◆ WORK REQUIRED ◆
Lines that include the word "будяки" are the ones to copy.

----

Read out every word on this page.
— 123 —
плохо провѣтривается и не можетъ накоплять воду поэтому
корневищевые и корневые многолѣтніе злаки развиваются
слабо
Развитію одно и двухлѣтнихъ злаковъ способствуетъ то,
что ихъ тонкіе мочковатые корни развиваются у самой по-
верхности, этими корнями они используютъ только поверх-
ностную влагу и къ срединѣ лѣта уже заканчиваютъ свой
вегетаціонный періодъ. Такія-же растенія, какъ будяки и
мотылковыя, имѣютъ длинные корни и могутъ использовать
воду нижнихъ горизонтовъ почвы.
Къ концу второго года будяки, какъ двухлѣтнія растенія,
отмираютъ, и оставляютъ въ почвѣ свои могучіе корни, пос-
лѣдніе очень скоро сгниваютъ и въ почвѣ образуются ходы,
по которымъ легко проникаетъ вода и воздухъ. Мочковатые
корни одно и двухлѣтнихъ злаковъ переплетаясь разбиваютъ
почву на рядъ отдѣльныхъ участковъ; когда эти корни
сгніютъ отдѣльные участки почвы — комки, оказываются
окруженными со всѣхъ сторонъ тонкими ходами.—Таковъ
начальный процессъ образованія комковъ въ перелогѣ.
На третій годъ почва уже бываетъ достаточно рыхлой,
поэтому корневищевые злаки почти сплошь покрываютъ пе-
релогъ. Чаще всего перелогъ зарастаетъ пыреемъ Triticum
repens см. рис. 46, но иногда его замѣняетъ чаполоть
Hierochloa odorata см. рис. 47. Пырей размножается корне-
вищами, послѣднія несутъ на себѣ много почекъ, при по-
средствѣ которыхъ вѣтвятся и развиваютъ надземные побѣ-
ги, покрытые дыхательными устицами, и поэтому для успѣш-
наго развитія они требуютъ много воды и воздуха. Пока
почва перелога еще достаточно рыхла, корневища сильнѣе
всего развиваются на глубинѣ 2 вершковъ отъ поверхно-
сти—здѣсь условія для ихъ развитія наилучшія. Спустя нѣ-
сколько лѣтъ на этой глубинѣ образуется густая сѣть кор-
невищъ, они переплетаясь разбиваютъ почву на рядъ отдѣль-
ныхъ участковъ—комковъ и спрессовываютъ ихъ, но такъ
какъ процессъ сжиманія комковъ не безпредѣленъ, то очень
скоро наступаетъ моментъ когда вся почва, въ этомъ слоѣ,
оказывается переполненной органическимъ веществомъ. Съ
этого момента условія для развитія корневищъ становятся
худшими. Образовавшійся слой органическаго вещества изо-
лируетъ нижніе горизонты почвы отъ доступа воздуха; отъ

----

◆ TASK RESPONSE ◆
вегетаціонный періодъ. Такія-же растенія, какъ будяки и
Къ концу второго года будяки, какъ двухлѣтнія растенія,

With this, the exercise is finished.